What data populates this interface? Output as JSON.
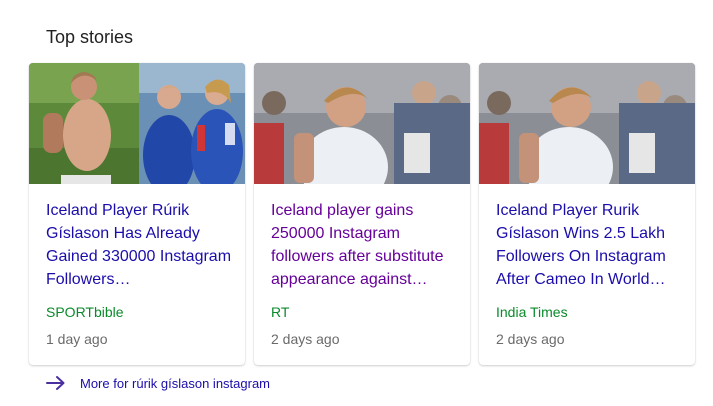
{
  "section": {
    "title": "Top stories"
  },
  "cards": [
    {
      "headline": "Iceland Player Rúrik Gíslason Has Already Gained 330000 Instagram Followers…",
      "source": "SPORTbible",
      "age": "1 day ago",
      "visited": false
    },
    {
      "headline": "Iceland player gains 250000 Instagram followers after substitute appearance against…",
      "source": "RT",
      "age": "2 days ago",
      "visited": true
    },
    {
      "headline": "Iceland Player Rurik Gíslason Wins 2.5 Lakh Followers On Instagram After Cameo In World…",
      "source": "India Times",
      "age": "2 days ago",
      "visited": false
    }
  ],
  "more": {
    "label": "More for rúrik gíslason instagram",
    "icon": "arrow-right-icon"
  },
  "colors": {
    "link": "#1a0dab",
    "visited": "#660099",
    "source": "#0a8a2a",
    "meta": "#6a6a6a"
  }
}
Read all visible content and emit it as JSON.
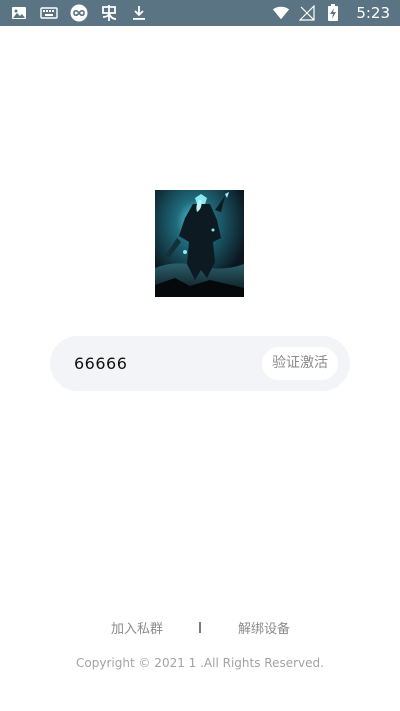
{
  "status_bar": {
    "time": "5:23",
    "left_icons": [
      "image-icon",
      "keyboard-icon",
      "infinity-icon",
      "app-icon",
      "download-icon"
    ],
    "right_icons": [
      "wifi-icon",
      "signal-icon",
      "battery-charging-icon"
    ]
  },
  "cover": {
    "icon": "dark-knight-artwork"
  },
  "activation": {
    "code_value": "66666",
    "verify_button_label": "验证激活"
  },
  "footer": {
    "join_group_label": "加入私群",
    "unbind_device_label": "解绑设备",
    "copyright": "Copyright © 2021 1 .All Rights Reserved."
  },
  "colors": {
    "status_bar": "#5b7483",
    "input_bg": "#f3f4f8",
    "button_bg": "#ffffff",
    "muted_text": "#8c8c8c"
  }
}
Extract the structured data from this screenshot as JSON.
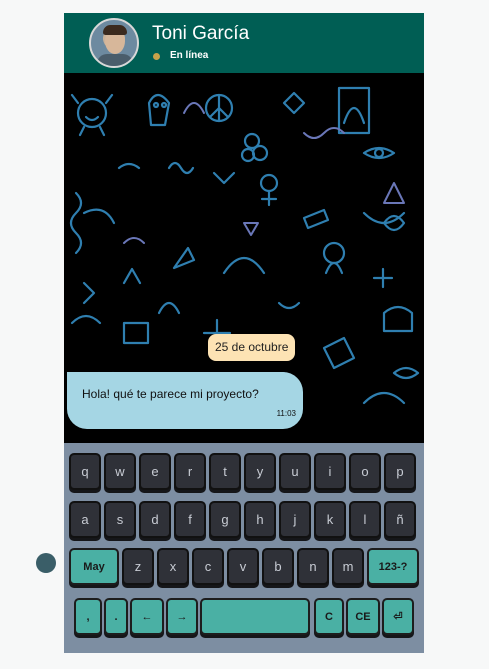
{
  "contact": {
    "name": "Toni García",
    "status": "En línea",
    "status_color": "#c8a24a"
  },
  "colors": {
    "header": "#005e54",
    "accent": "#4ab0a4",
    "bubble": "#a5d6e4",
    "date_badge": "#fde3b4",
    "keyboard": "#7d8ea2"
  },
  "chat": {
    "date_label": "25 de octubre",
    "messages": [
      {
        "text": "Hola! qué te parece mi proyecto?",
        "time": "11:03"
      }
    ]
  },
  "composer": {
    "value": "",
    "emoji_icon": "smiley-icon",
    "send_icon": "paper-plane-icon"
  },
  "keyboard": {
    "row1": [
      "q",
      "w",
      "e",
      "r",
      "t",
      "y",
      "u",
      "i",
      "o",
      "p"
    ],
    "row2": [
      "a",
      "s",
      "d",
      "f",
      "g",
      "h",
      "j",
      "k",
      "l",
      "ñ"
    ],
    "row3": [
      "May",
      "z",
      "x",
      "c",
      "v",
      "b",
      "n",
      "m",
      "123-?"
    ],
    "row4": [
      ",",
      ".",
      "←",
      "→",
      "",
      "C",
      "CE",
      "⏎"
    ]
  }
}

**Directions:** Copy the listing exactly. Any image in it stays out of the copy.

**Result of the task:**
What data populates this interface? Output as JSON.
{
  "section": {
    "title": "Top stories"
  },
  "cards": [
    {
      "headline": "Iceland Player Rúrik Gíslason Has Already Gained 330000 Instagram Followers…",
      "source": "SPORTbible",
      "age": "1 day ago",
      "visited": false
    },
    {
      "headline": "Iceland player gains 250000 Instagram followers after substitute appearance against…",
      "source": "RT",
      "age": "2 days ago",
      "visited": true
    },
    {
      "headline": "Iceland Player Rurik Gíslason Wins 2.5 Lakh Followers On Instagram After Cameo In World…",
      "source": "India Times",
      "age": "2 days ago",
      "visited": false
    }
  ],
  "more": {
    "label": "More for rúrik gíslason instagram",
    "icon": "arrow-right-icon"
  },
  "colors": {
    "link": "#1a0dab",
    "visited": "#660099",
    "source": "#0a8a2a",
    "meta": "#6a6a6a"
  }
}
Read all visible content and emit it as JSON.
{
  "status_bar": {
    "time": "5:23",
    "left_icons": [
      "image-icon",
      "keyboard-icon",
      "infinity-icon",
      "app-icon",
      "download-icon"
    ],
    "right_icons": [
      "wifi-icon",
      "signal-icon",
      "battery-charging-icon"
    ]
  },
  "cover": {
    "icon": "dark-knight-artwork"
  },
  "activation": {
    "code_value": "66666",
    "verify_button_label": "验证激活"
  },
  "footer": {
    "join_group_label": "加入私群",
    "unbind_device_label": "解绑设备",
    "copyright": "Copyright © 2021 1 .All Rights Reserved."
  },
  "colors": {
    "status_bar": "#5b7483",
    "input_bg": "#f3f4f8",
    "button_bg": "#ffffff",
    "muted_text": "#8c8c8c"
  }
}
Extract the structured data from this screenshot as JSON.
{
  "contact": {
    "name": "Toni García",
    "status": "En línea",
    "status_color": "#c8a24a"
  },
  "colors": {
    "header": "#005e54",
    "accent": "#4ab0a4",
    "bubble": "#a5d6e4",
    "date_badge": "#fde3b4",
    "keyboard": "#7d8ea2"
  },
  "chat": {
    "date_label": "25 de octubre",
    "messages": [
      {
        "text": "Hola! qué te parece mi proyecto?",
        "time": "11:03"
      }
    ]
  },
  "composer": {
    "value": "",
    "emoji_icon": "smiley-icon",
    "send_icon": "paper-plane-icon"
  },
  "keyboard": {
    "row1": [
      "q",
      "w",
      "e",
      "r",
      "t",
      "y",
      "u",
      "i",
      "o",
      "p"
    ],
    "row2": [
      "a",
      "s",
      "d",
      "f",
      "g",
      "h",
      "j",
      "k",
      "l",
      "ñ"
    ],
    "row3": [
      "May",
      "z",
      "x",
      "c",
      "v",
      "b",
      "n",
      "m",
      "123-?"
    ],
    "row4": [
      ",",
      ".",
      "←",
      "→",
      "",
      "C",
      "CE",
      "⏎"
    ]
  }
}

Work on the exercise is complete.